====== Rows

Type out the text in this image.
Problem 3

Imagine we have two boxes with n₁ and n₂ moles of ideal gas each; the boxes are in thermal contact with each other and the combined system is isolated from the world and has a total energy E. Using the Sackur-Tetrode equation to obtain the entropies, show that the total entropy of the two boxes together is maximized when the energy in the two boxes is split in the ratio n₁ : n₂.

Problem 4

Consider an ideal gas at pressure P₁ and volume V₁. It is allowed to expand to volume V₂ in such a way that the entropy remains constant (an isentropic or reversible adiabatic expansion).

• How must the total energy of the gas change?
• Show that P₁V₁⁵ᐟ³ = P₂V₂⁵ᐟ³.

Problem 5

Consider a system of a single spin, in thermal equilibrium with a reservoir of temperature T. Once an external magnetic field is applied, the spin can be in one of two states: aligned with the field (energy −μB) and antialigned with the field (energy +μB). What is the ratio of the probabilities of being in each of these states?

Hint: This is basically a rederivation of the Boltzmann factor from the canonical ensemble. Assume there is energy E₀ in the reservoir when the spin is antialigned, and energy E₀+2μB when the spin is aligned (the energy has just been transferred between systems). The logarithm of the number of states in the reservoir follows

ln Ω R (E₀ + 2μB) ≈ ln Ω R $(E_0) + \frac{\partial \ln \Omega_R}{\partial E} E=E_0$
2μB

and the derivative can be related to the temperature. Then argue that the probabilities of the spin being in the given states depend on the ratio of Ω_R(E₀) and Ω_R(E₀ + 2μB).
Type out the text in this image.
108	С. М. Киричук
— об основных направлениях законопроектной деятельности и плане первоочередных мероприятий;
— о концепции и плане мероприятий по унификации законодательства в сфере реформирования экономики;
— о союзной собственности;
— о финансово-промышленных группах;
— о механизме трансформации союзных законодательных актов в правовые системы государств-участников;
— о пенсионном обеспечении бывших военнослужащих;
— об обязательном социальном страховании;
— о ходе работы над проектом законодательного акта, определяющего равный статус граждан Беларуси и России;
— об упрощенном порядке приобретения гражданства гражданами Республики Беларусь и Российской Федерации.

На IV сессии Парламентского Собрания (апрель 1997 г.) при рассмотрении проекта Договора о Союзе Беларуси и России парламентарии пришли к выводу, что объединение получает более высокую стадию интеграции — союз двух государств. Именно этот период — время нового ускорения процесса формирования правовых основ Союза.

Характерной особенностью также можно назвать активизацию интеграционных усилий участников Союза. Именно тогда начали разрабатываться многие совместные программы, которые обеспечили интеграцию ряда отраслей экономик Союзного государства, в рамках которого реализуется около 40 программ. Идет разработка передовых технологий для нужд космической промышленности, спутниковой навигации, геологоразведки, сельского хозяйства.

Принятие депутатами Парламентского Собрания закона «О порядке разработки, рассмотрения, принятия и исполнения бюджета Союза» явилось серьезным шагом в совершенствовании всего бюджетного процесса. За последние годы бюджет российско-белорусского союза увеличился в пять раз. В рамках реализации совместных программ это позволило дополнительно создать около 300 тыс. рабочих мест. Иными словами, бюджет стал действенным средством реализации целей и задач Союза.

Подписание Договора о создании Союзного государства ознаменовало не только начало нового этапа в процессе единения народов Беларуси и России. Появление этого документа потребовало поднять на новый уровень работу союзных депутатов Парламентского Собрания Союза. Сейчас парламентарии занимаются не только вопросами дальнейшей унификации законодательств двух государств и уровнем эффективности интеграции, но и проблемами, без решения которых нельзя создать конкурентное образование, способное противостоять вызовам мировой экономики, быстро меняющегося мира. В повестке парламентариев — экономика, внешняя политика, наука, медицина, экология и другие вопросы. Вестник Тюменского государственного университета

============

Goal of the exercise: From the first line to the last, please quote the material above exactly.

Exercise answer:
Type out the text in this image.
Problem 3

Imagine we have two boxes with n₁ and n₂ moles of ideal gas each; the boxes are in thermal contact with each other and the combined system is isolated from the world and has a total energy E. Using the Sackur-Tetrode equation to obtain the entropies, show that the total entropy of the two boxes together is maximized when the energy in the two boxes is split in the ratio n₁ : n₂.

Problem 4

Consider an ideal gas at pressure P₁ and volume V₁. It is allowed to expand to volume V₂ in such a way that the entropy remains constant (an isentropic or reversible adiabatic expansion).

• How must the total energy of the gas change?
• Show that P₁V₁⁵ᐟ³ = P₂V₂⁵ᐟ³.

Problem 5

Consider a system of a single spin, in thermal equilibrium with a reservoir of temperature T. Once an external magnetic field is applied, the spin can be in one of two states: aligned with the field (energy −μB) and antialigned with the field (energy +μB). What is the ratio of the probabilities of being in each of these states?

Hint: This is basically a rederivation of the Boltzmann factor from the canonical ensemble. Assume there is energy E₀ in the reservoir when the spin is antialigned, and energy E₀+2μB when the spin is aligned (the energy has just been transferred between systems). The logarithm of the number of states in the reservoir follows

ln Ω R (E₀ + 2μB) ≈ ln Ω R $(E_0) + \frac{\partial \ln \Omega_R}{\partial E} E=E_0$
2μB

and the derivative can be related to the temperature. Then argue that the probabilities of the spin being in the given states depend on the ratio of Ω_R(E₀) and Ω_R(E₀ + 2μB).
Type out the text in this image.
108	С. М. Киричук
— об основных направлениях законопроектной деятельности и плане первоочередных мероприятий;
— о концепции и плане мероприятий по унификации законодательства в сфере реформирования экономики;
— о союзной собственности;
— о финансово-промышленных группах;
— о механизме трансформации союзных законодательных актов в правовые системы государств-участников;
— о пенсионном обеспечении бывших военнослужащих;
— об обязательном социальном страховании;
— о ходе работы над проектом законодательного акта, определяющего равный статус граждан Беларуси и России;
— об упрощенном порядке приобретения гражданства гражданами Республики Беларусь и Российской Федерации.

На IV сессии Парламентского Собрания (апрель 1997 г.) при рассмотрении проекта Договора о Союзе Беларуси и России парламентарии пришли к выводу, что объединение получает более высокую стадию интеграции — союз двух государств. Именно этот период — время нового ускорения процесса формирования правовых основ Союза.

Характерной особенностью также можно назвать активизацию интеграционных усилий участников Союза. Именно тогда начали разрабатываться многие совместные программы, которые обеспечили интеграцию ряда отраслей экономик Союзного государства, в рамках которого реализуется около 40 программ. Идет разработка передовых технологий для нужд космической промышленности, спутниковой навигации, геологоразведки, сельского хозяйства.

Принятие депутатами Парламентского Собрания закона «О порядке разработки, рассмотрения, принятия и исполнения бюджета Союза» явилось серьезным шагом в совершенствовании всего бюджетного процесса. За последние годы бюджет российско-белорусского союза увеличился в пять раз. В рамках реализации совместных программ это позволило дополнительно создать около 300 тыс. рабочих мест. Иными словами, бюджет стал действенным средством реализации целей и задач Союза.

Подписание Договора о создании Союзного государства ознаменовало не только начало нового этапа в процессе единения народов Беларуси и России. Появление этого документа потребовало поднять на новый уровень работу союзных депутатов Парламентского Собрания Союза. Сейчас парламентарии занимаются не только вопросами дальнейшей унификации законодательств двух государств и уровнем эффективности интеграции, но и проблемами, без решения которых нельзя создать конкурентное образование, способное противостоять вызовам мировой экономики, быстро меняющегося мира. В повестке парламентариев — экономика, внешняя политика, наука, медицина, экология и другие вопросы. Вестник Тюменского государственного университета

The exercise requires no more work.